** begin Listing **

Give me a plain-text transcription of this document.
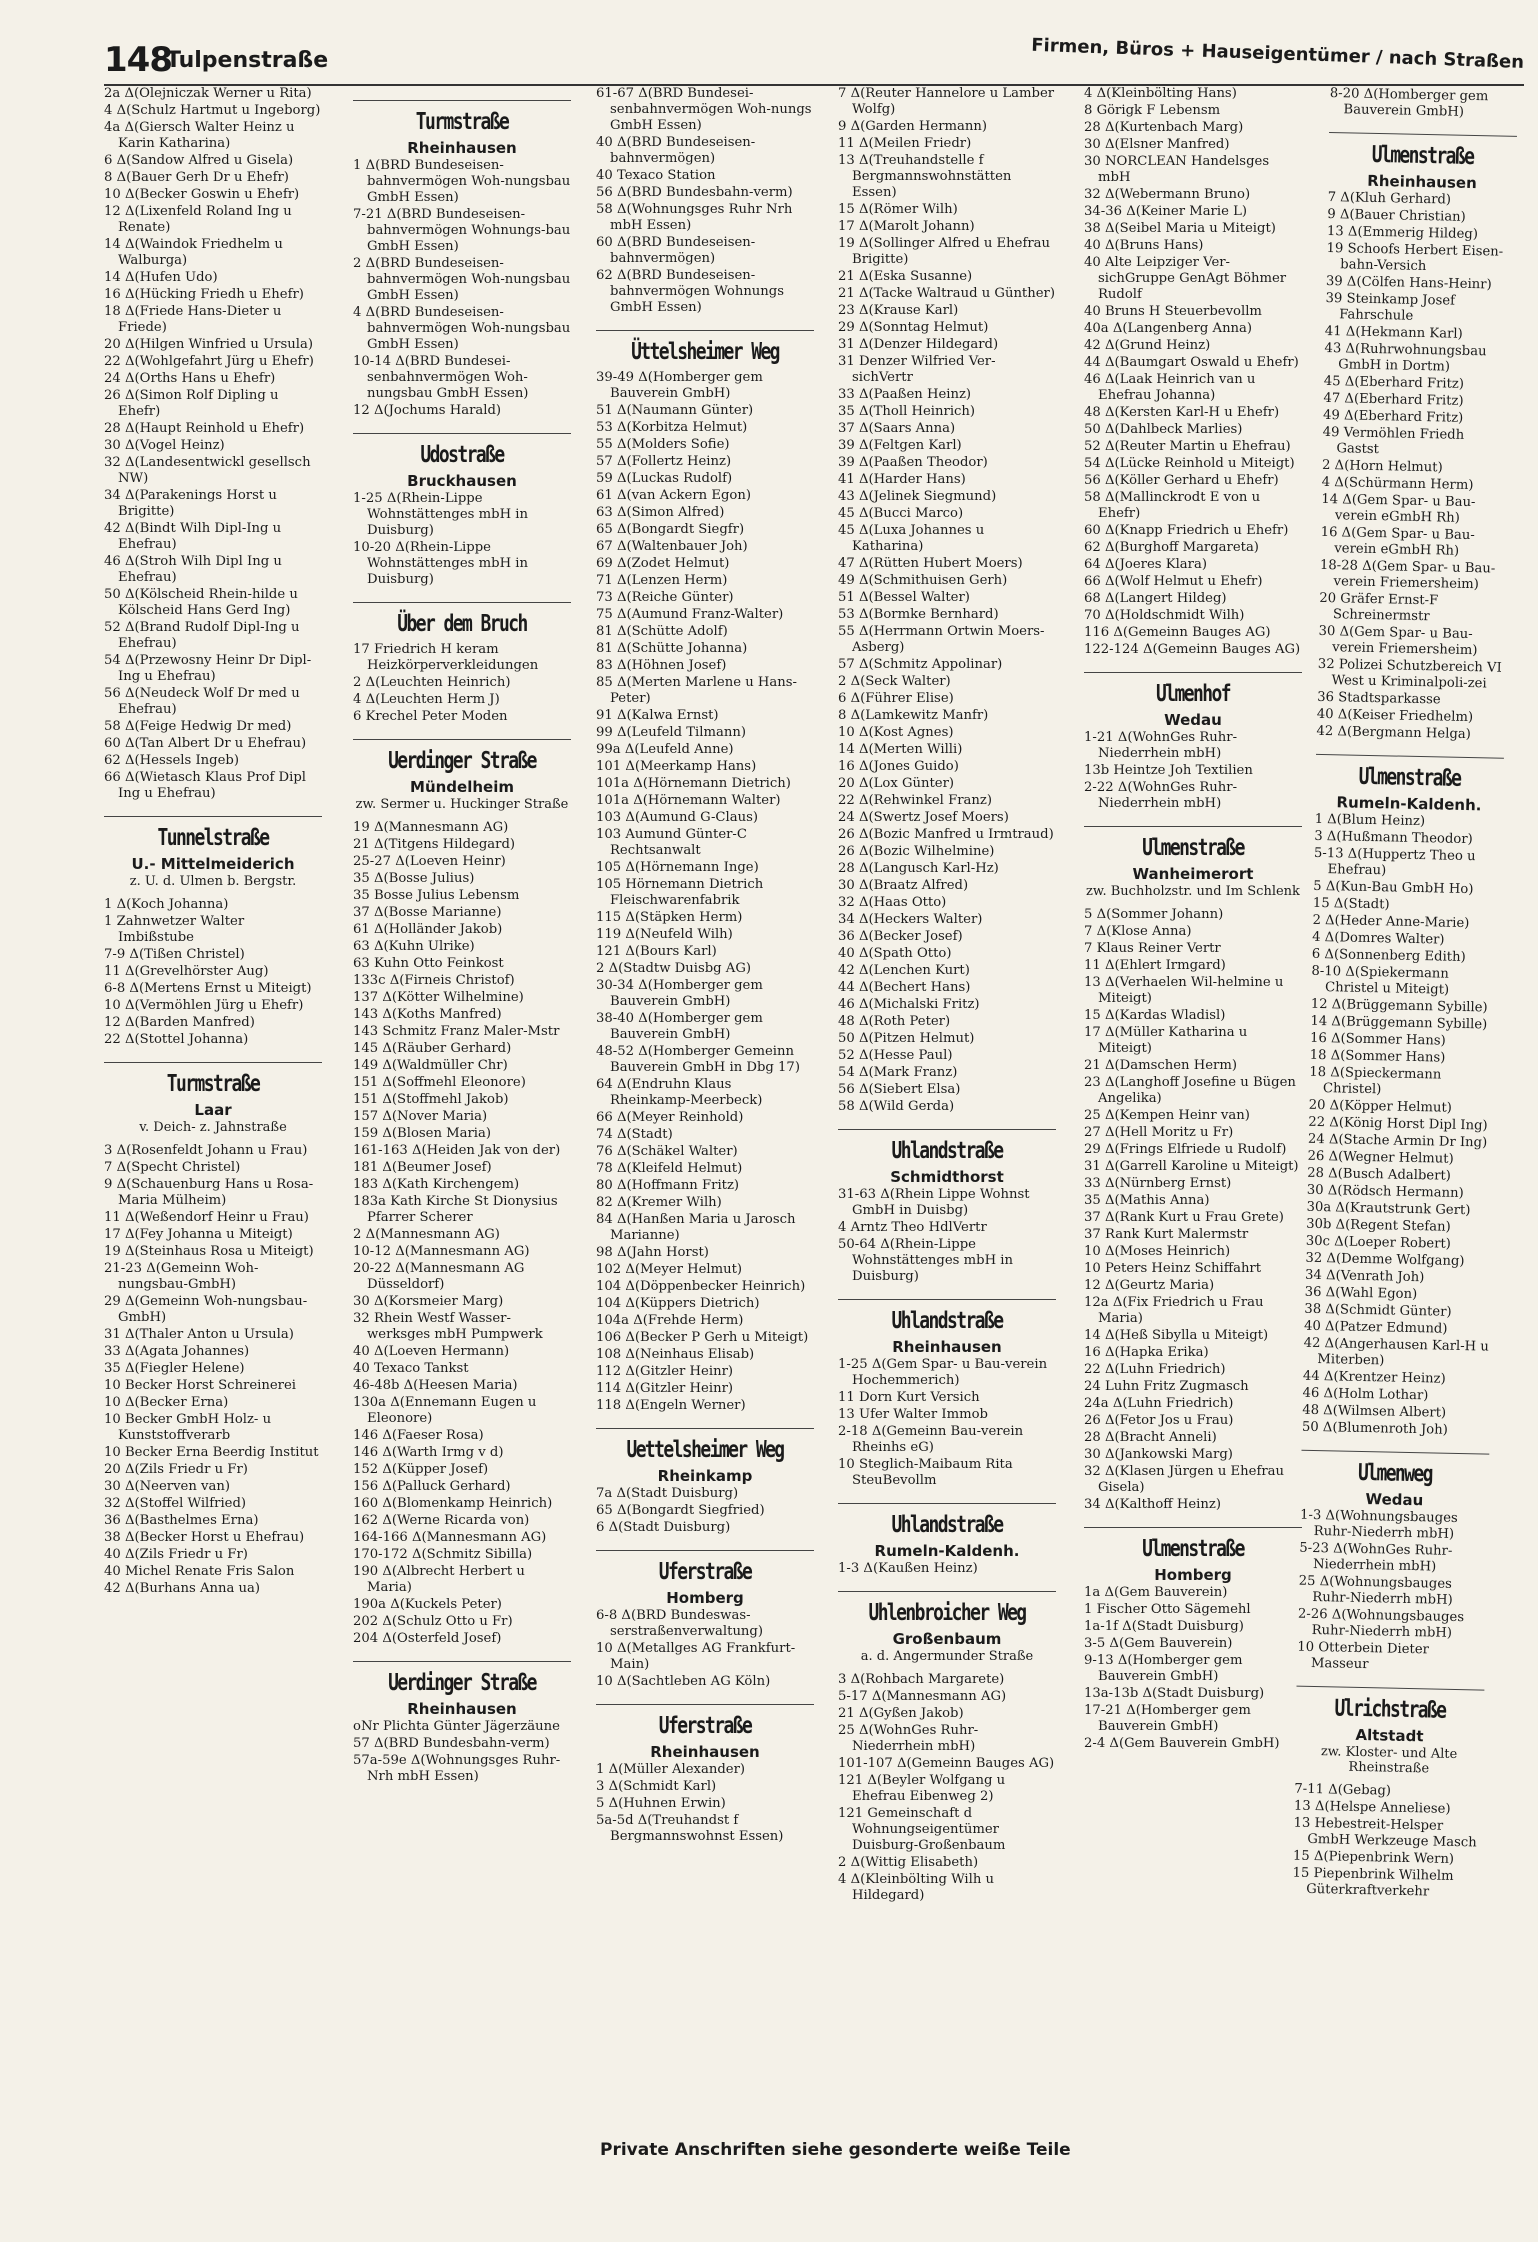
148
Tulpenstraße	Firmen, Büros + Hauseigentümer / nach Straßen
2a Δ(Olejniczak Werner u Rita)
4 Δ(Schulz Hartmut u Ingeborg)
4a Δ(Giersch Walter Heinz u Karin Katharina)
6 Δ(Sandow Alfred u Gisela)
8 Δ(Bauer Gerh Dr u Ehefr)
10 Δ(Becker Goswin u Ehefr)
12 Δ(Lixenfeld Roland Ing u Renate)
14 Δ(Waindok Friedhelm u Walburga)
14 Δ(Hufen Udo)
16 Δ(Hücking Friedh u Ehefr)
18 Δ(Friede Hans-Dieter u Friede)
20 Δ(Hilgen Winfried u Ursula)
22 Δ(Wohlgefahrt Jürg u Ehefr)
24 Δ(Orths Hans u Ehefr)
26 Δ(Simon Rolf Dipling u Ehefr)
28 Δ(Haupt Reinhold u Ehefr)
30 Δ(Vogel Heinz)
32 Δ(Landesentwickl gesellsch NW)
34 Δ(Parakenings Horst u Brigitte)
42 Δ(Bindt Wilh Dipl-Ing u Ehefrau)
46 Δ(Stroh Wilh Dipl Ing u Ehefrau)
50 Δ(Kölscheid Rhein-hilde u Kölscheid Hans Gerd Ing)
52 Δ(Brand Rudolf Dipl-Ing u Ehefrau)
54 Δ(Przewosny Heinr Dr Dipl-Ing u Ehefrau)
56 Δ(Neudeck Wolf Dr med u Ehefrau)
58 Δ(Feige Hedwig Dr med)
60 Δ(Tan Albert Dr u Ehefrau)
62 Δ(Hessels Ingeb)
66 Δ(Wietasch Klaus Prof Dipl Ing u Ehefrau)
Tunnelstraße
U.- Mittelmeiderich
z. U. d. Ulmen b. Bergstr.
1 Δ(Koch Johanna)
1 Zahnwetzer Walter Imbißstube
7-9 Δ(Tißen Christel)
11 Δ(Grevelhörster Aug)
6-8 Δ(Mertens Ernst u Miteigt)
10 Δ(Vermöhlen Jürg u Ehefr)
12 Δ(Barden Manfred)
22 Δ(Stottel Johanna)
Turmstraße
Laar
v. Deich- z. Jahnstraße
3 Δ(Rosenfeldt Johann u Frau)
7 Δ(Specht Christel)
9 Δ(Schauenburg Hans u Rosa-Maria Mülheim)
11 Δ(Weßendorf Heinr u Frau)
17 Δ(Fey Johanna u Miteigt)
19 Δ(Steinhaus Rosa u Miteigt)
21-23 Δ(Gemeinn Woh-nungsbau-GmbH)
29 Δ(Gemeinn Woh-nungsbau-GmbH)
31 Δ(Thaler Anton u Ursula)
33 Δ(Agata Johannes)
35 Δ(Fiegler Helene)
10 Becker Horst Schreinerei
10 Δ(Becker Erna)
10 Becker GmbH Holz- u Kunststoffverarb
10 Becker Erna Beerdig Institut
20 Δ(Zils Friedr u Fr)
30 Δ(Neerven van)
32 Δ(Stoffel Wilfried)
36 Δ(Basthelmes Erna)
38 Δ(Becker Horst u Ehefrau)
40 Δ(Zils Friedr u Fr)
40 Michel Renate Fris Salon
42 Δ(Burhans Anna ua)
Turmstraße
Rheinhausen
1 Δ(BRD Bundeseisen-bahnvermögen Woh-nungsbau GmbH Essen)
7-21 Δ(BRD Bundeseisen-bahnvermögen Wohnungs-bau GmbH Essen)
2 Δ(BRD Bundeseisen-bahnvermögen Woh-nungsbau GmbH Essen)
4 Δ(BRD Bundeseisen-bahnvermögen Woh-nungsbau GmbH Essen)
10-14 Δ(BRD Bundesei-senbahnvermögen Woh-nungsbau GmbH Essen)
12 Δ(Jochums Harald)
Udostraße
Bruckhausen
1-25 Δ(Rhein-Lippe Wohnstättenges mbH in Duisburg)
10-20 Δ(Rhein-Lippe Wohnstättenges mbH in Duisburg)
Über dem Bruch
17 Friedrich H keram Heizkörperverkleidungen
2 Δ(Leuchten Heinrich)
4 Δ(Leuchten Herm J)
6 Krechel Peter Moden
Uerdinger Straße
Mündelheim
zw. Sermer u. Huckinger Straße
19 Δ(Mannesmann AG)
21 Δ(Titgens Hildegard)
25-27 Δ(Loeven Heinr)
35 Δ(Bosse Julius)
35 Bosse Julius Lebensm
37 Δ(Bosse Marianne)
61 Δ(Holländer Jakob)
63 Δ(Kuhn Ulrike)
63 Kuhn Otto Feinkost
133c Δ(Firneis Christof)
137 Δ(Kötter Wilhelmine)
143 Δ(Koths Manfred)
143 Schmitz Franz Maler-Mstr
145 Δ(Räuber Gerhard)
149 Δ(Waldmüller Chr)
151 Δ(Soffmehl Eleonore)
151 Δ(Stoffmehl Jakob)
157 Δ(Nover Maria)
159 Δ(Blosen Maria)
161-163 Δ(Heiden Jak von der)
181 Δ(Beumer Josef)
183 Δ(Kath Kirchengem)
183a Kath Kirche St Dionysius Pfarrer Scherer
2 Δ(Mannesmann AG)
10-12 Δ(Mannesmann AG)
20-22 Δ(Mannesmann AG Düsseldorf)
30 Δ(Korsmeier Marg)
32 Rhein Westf Wasser-werksges mbH Pumpwerk
40 Δ(Loeven Hermann)
40 Texaco Tankst
46-48b Δ(Heesen Maria)
130a Δ(Ennemann Eugen u Eleonore)
146 Δ(Faeser Rosa)
146 Δ(Warth Irmg v d)
152 Δ(Küpper Josef)
156 Δ(Palluck Gerhard)
160 Δ(Blomenkamp Heinrich)
162 Δ(Werne Ricarda von)
164-166 Δ(Mannesmann AG)
170-172 Δ(Schmitz Sibilla)
190 Δ(Albrecht Herbert u Maria)
190a Δ(Kuckels Peter)
202 Δ(Schulz Otto u Fr)
204 Δ(Osterfeld Josef)
Uerdinger Straße
Rheinhausen
oNr Plichta Günter Jägerzäune
57 Δ(BRD Bundesbahn-verm)
57a-59e Δ(Wohnungsges Ruhr-Nrh mbH Essen)
61-67 Δ(BRD Bundesei-senbahnvermögen Woh-nungs GmbH Essen)
40 Δ(BRD Bundeseisen-bahnvermögen)
40 Texaco Station
56 Δ(BRD Bundesbahn-verm)
58 Δ(Wohnungsges Ruhr Nrh mbH Essen)
60 Δ(BRD Bundeseisen-bahnvermögen)
62 Δ(BRD Bundeseisen-bahnvermögen Wohnungs GmbH Essen)
Üttelsheimer Weg
39-49 Δ(Homberger gem Bauverein GmbH)
51 Δ(Naumann Günter)
53 Δ(Korbitza Helmut)
55 Δ(Molders Sofie)
57 Δ(Follertz Heinz)
59 Δ(Luckas Rudolf)
61 Δ(van Ackern Egon)
63 Δ(Simon Alfred)
65 Δ(Bongardt Siegfr)
67 Δ(Waltenbauer Joh)
69 Δ(Zodet Helmut)
71 Δ(Lenzen Herm)
73 Δ(Reiche Günter)
75 Δ(Aumund Franz-Walter)
81 Δ(Schütte Adolf)
81 Δ(Schütte Johanna)
83 Δ(Höhnen Josef)
85 Δ(Merten Marlene u Hans-Peter)
91 Δ(Kalwa Ernst)
99 Δ(Leufeld Tilmann)
99a Δ(Leufeld Anne)
101 Δ(Meerkamp Hans)
101a Δ(Hörnemann Dietrich)
101a Δ(Hörnemann Walter)
103 Δ(Aumund G-Claus)
103 Aumund Günter-C Rechtsanwalt
105 Δ(Hörnemann Inge)
105 Hörnemann Dietrich Fleischwarenfabrik
115 Δ(Stäpken Herm)
119 Δ(Neufeld Wilh)
121 Δ(Bours Karl)
2 Δ(Stadtw Duisbg AG)
30-34 Δ(Homberger gem Bauverein GmbH)
38-40 Δ(Homberger gem Bauverein GmbH)
48-52 Δ(Homberger Gemeinn Bauverein GmbH in Dbg 17)
64 Δ(Endruhn Klaus Rheinkamp-Meerbeck)
66 Δ(Meyer Reinhold)
74 Δ(Stadt)
76 Δ(Schäkel Walter)
78 Δ(Kleifeld Helmut)
80 Δ(Hoffmann Fritz)
82 Δ(Kremer Wilh)
84 Δ(Hanßen Maria u Jarosch Marianne)
98 Δ(Jahn Horst)
102 Δ(Meyer Helmut)
104 Δ(Döppenbecker Heinrich)
104 Δ(Küppers Dietrich)
104a Δ(Frehde Herm)
106 Δ(Becker P Gerh u Miteigt)
108 Δ(Neinhaus Elisab)
112 Δ(Gitzler Heinr)
114 Δ(Gitzler Heinr)
118 Δ(Engeln Werner)
Uettelsheimer Weg
Rheinkamp
7a Δ(Stadt Duisburg)
65 Δ(Bongardt Siegfried)
6 Δ(Stadt Duisburg)
Uferstraße
Homberg
6-8 Δ(BRD Bundeswas-serstraßenverwaltung)
10 Δ(Metallges AG Frankfurt-Main)
10 Δ(Sachtleben AG Köln)
Uferstraße
Rheinhausen
1 Δ(Müller Alexander)
3 Δ(Schmidt Karl)
5 Δ(Huhnen Erwin)
5a-5d Δ(Treuhandst f Bergmannswohnst Essen)
7 Δ(Reuter Hannelore u Lamber Wolfg)
9 Δ(Garden Hermann)
11 Δ(Meilen Friedr)
13 Δ(Treuhandstelle f Bergmannswohnstätten Essen)
15 Δ(Römer Wilh)
17 Δ(Marolt Johann)
19 Δ(Sollinger Alfred u Ehefrau Brigitte)
21 Δ(Eska Susanne)
21 Δ(Tacke Waltraud u Günther)
23 Δ(Krause Karl)
29 Δ(Sonntag Helmut)
31 Δ(Denzer Hildegard)
31 Denzer Wilfried Ver-sichVertr
33 Δ(Paaßen Heinz)
35 Δ(Tholl Heinrich)
37 Δ(Saars Anna)
39 Δ(Feltgen Karl)
39 Δ(Paaßen Theodor)
41 Δ(Harder Hans)
43 Δ(Jelinek Siegmund)
45 Δ(Bucci Marco)
45 Δ(Luxa Johannes u Katharina)
47 Δ(Rütten Hubert Moers)
49 Δ(Schmithuisen Gerh)
51 Δ(Bessel Walter)
53 Δ(Bormke Bernhard)
55 Δ(Herrmann Ortwin Moers-Asberg)
57 Δ(Schmitz Appolinar)
2 Δ(Seck Walter)
6 Δ(Führer Elise)
8 Δ(Lamkewitz Manfr)
10 Δ(Kost Agnes)
14 Δ(Merten Willi)
16 Δ(Jones Guido)
20 Δ(Lox Günter)
22 Δ(Rehwinkel Franz)
24 Δ(Swertz Josef Moers)
26 Δ(Bozic Manfred u Irmtraud)
26 Δ(Bozic Wilhelmine)
28 Δ(Langusch Karl-Hz)
30 Δ(Braatz Alfred)
32 Δ(Haas Otto)
34 Δ(Heckers Walter)
36 Δ(Becker Josef)
40 Δ(Spath Otto)
42 Δ(Lenchen Kurt)
44 Δ(Bechert Hans)
46 Δ(Michalski Fritz)
48 Δ(Roth Peter)
50 Δ(Pitzen Helmut)
52 Δ(Hesse Paul)
54 Δ(Mark Franz)
56 Δ(Siebert Elsa)
58 Δ(Wild Gerda)
Uhlandstraße
Schmidthorst
31-63 Δ(Rhein Lippe Wohnst GmbH in Duisbg)
4 Arntz Theo HdlVertr
50-64 Δ(Rhein-Lippe Wohnstättenges mbH in Duisburg)
Uhlandstraße
Rheinhausen
1-25 Δ(Gem Spar- u Bau-verein Hochemmerich)
11 Dorn Kurt Versich
13 Ufer Walter Immob
2-18 Δ(Gemeinn Bau-verein Rheinhs eG)
10 Steglich-Maibaum Rita SteuBevollm
Uhlandstraße
Rumeln-Kaldenh.
1-3 Δ(Kaußen Heinz)
Uhlenbroicher Weg
Großenbaum
a. d. Angermunder Straße
3 Δ(Rohbach Margarete)
5-17 Δ(Mannesmann AG)
21 Δ(Gyßen Jakob)
25 Δ(WohnGes Ruhr-Niederrhein mbH)
101-107 Δ(Gemeinn Bauges AG)
121 Δ(Beyler Wolfgang u Ehefrau Eibenweg 2)
121 Gemeinschaft d Wohnungseigentümer Duisburg-Großenbaum
2 Δ(Wittig Elisabeth)
4 Δ(Kleinbölting Wilh u Hildegard)
4 Δ(Kleinbölting Hans)
8 Görigk F Lebensm
28 Δ(Kurtenbach Marg)
30 Δ(Elsner Manfred)
30 NORCLEAN Handelsges mbH
32 Δ(Webermann Bruno)
34-36 Δ(Keiner Marie L)
38 Δ(Seibel Maria u Miteigt)
40 Δ(Bruns Hans)
40 Alte Leipziger Ver-sichGruppe GenAgt Böhmer Rudolf
40 Bruns H Steuerbevollm
40a Δ(Langenberg Anna)
42 Δ(Grund Heinz)
44 Δ(Baumgart Oswald u Ehefr)
46 Δ(Laak Heinrich van u Ehefrau Johanna)
48 Δ(Kersten Karl-H u Ehefr)
50 Δ(Dahlbeck Marlies)
52 Δ(Reuter Martin u Ehefrau)
54 Δ(Lücke Reinhold u Miteigt)
56 Δ(Köller Gerhard u Ehefr)
58 Δ(Mallinckrodt E von u Ehefr)
60 Δ(Knapp Friedrich u Ehefr)
62 Δ(Burghoff Margareta)
64 Δ(Joeres Klara)
66 Δ(Wolf Helmut u Ehefr)
68 Δ(Langert Hildeg)
70 Δ(Holdschmidt Wilh)
116 Δ(Gemeinn Bauges AG)
122-124 Δ(Gemeinn Bauges AG)
Ulmenhof
Wedau
1-21 Δ(WohnGes Ruhr-Niederrhein mbH)
13b Heintze Joh Textilien
2-22 Δ(WohnGes Ruhr-Niederrhein mbH)
Ulmenstraße
Wanheimerort
zw. Buchholzstr. und Im Schlenk
5 Δ(Sommer Johann)
7 Δ(Klose Anna)
7 Klaus Reiner Vertr
11 Δ(Ehlert Irmgard)
13 Δ(Verhaelen Wil-helmine u Miteigt)
15 Δ(Kardas Wladisl)
17 Δ(Müller Katharina u Miteigt)
21 Δ(Damschen Herm)
23 Δ(Langhoff Josefine u Bügen Angelika)
25 Δ(Kempen Heinr van)
27 Δ(Hell Moritz u Fr)
29 Δ(Frings Elfriede u Rudolf)
31 Δ(Garrell Karoline u Miteigt)
33 Δ(Nürnberg Ernst)
35 Δ(Mathis Anna)
37 Δ(Rank Kurt u Frau Grete)
37 Rank Kurt Malermstr
10 Δ(Moses Heinrich)
10 Peters Heinz Schiffahrt
12 Δ(Geurtz Maria)
12a Δ(Fix Friedrich u Frau Maria)
14 Δ(Heß Sibylla u Miteigt)
16 Δ(Hapka Erika)
22 Δ(Luhn Friedrich)
24 Luhn Fritz Zugmasch
24a Δ(Luhn Friedrich)
26 Δ(Fetor Jos u Frau)
28 Δ(Bracht Anneli)
30 Δ(Jankowski Marg)
32 Δ(Klasen Jürgen u Ehefrau Gisela)
34 Δ(Kalthoff Heinz)
Ulmenstraße
Homberg
1a Δ(Gem Bauverein)
1 Fischer Otto Sägemehl
1a-1f Δ(Stadt Duisburg)
3-5 Δ(Gem Bauverein)
9-13 Δ(Homberger gem Bauverein GmbH)
13a-13b Δ(Stadt Duisburg)
17-21 Δ(Homberger gem Bauverein GmbH)
2-4 Δ(Gem Bauverein GmbH)
8-20 Δ(Homberger gem Bauverein GmbH)
Ulmenstraße
Rheinhausen
7 Δ(Kluh Gerhard)
9 Δ(Bauer Christian)
13 Δ(Emmerig Hildeg)
19 Schoofs Herbert Eisen-bahn-Versich
39 Δ(Cölfen Hans-Heinr)
39 Steinkamp Josef Fahrschule
41 Δ(Hekmann Karl)
43 Δ(Ruhrwohnungsbau GmbH in Dortm)
45 Δ(Eberhard Fritz)
47 Δ(Eberhard Fritz)
49 Δ(Eberhard Fritz)
49 Vermöhlen Friedh Gastst
2 Δ(Horn Helmut)
4 Δ(Schürmann Herm)
14 Δ(Gem Spar- u Bau-verein eGmbH Rh)
16 Δ(Gem Spar- u Bau-verein eGmbH Rh)
18-28 Δ(Gem Spar- u Bau-verein Friemersheim)
20 Gräfer Ernst-F Schreinermstr
30 Δ(Gem Spar- u Bau-verein Friemersheim)
32 Polizei Schutzbereich VI West u Kriminalpoli-zei
36 Stadtsparkasse
40 Δ(Keiser Friedhelm)
42 Δ(Bergmann Helga)
Ulmenstraße
Rumeln-Kaldenh.
1 Δ(Blum Heinz)
3 Δ(Hußmann Theodor)
5-13 Δ(Huppertz Theo u Ehefrau)
5 Δ(Kun-Bau GmbH Ho)
15 Δ(Stadt)
2 Δ(Heder Anne-Marie)
4 Δ(Domres Walter)
6 Δ(Sonnenberg Edith)
8-10 Δ(Spiekermann Christel u Miteigt)
12 Δ(Brüggemann Sybille)
14 Δ(Brüggemann Sybille)
16 Δ(Sommer Hans)
18 Δ(Sommer Hans)
18 Δ(Spieckermann Christel)
20 Δ(Köpper Helmut)
22 Δ(König Horst Dipl Ing)
24 Δ(Stache Armin Dr Ing)
26 Δ(Wegner Helmut)
28 Δ(Busch Adalbert)
30 Δ(Rödsch Hermann)
30a Δ(Krautstrunk Gert)
30b Δ(Regent Stefan)
30c Δ(Loeper Robert)
32 Δ(Demme Wolfgang)
34 Δ(Venrath Joh)
36 Δ(Wahl Egon)
38 Δ(Schmidt Günter)
40 Δ(Patzer Edmund)
42 Δ(Angerhausen Karl-H u Miterben)
44 Δ(Krentzer Heinz)
46 Δ(Holm Lothar)
48 Δ(Wilmsen Albert)
50 Δ(Blumenroth Joh)
Ulmenweg
Wedau
1-3 Δ(Wohnungsbauges Ruhr-Niederrh mbH)
5-23 Δ(WohnGes Ruhr-Niederrhein mbH)
25 Δ(Wohnungsbauges Ruhr-Niederrh mbH)
2-26 Δ(Wohnungsbauges Ruhr-Niederrh mbH)
10 Otterbein Dieter Masseur
Ulrichstraße
Altstadt
zw. Kloster- und Alte Rheinstraße
7-11 Δ(Gebag)
13 Δ(Helspe Anneliese)
13 Hebestreit-Helsper GmbH Werkzeuge Masch
15 Δ(Piepenbrink Wern)
15 Piepenbrink Wilhelm Güterkraftverkehr
Private Anschriften siehe gesonderte weiße Teile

** end Listing **

**Problem to work on**
Using the listing above, locate the lines that hold "Bundesbahn" and copy each one.

**Solution to this problem**
57 Δ(BRD Bundesbahn-verm)
56 Δ(BRD Bundesbahn-verm)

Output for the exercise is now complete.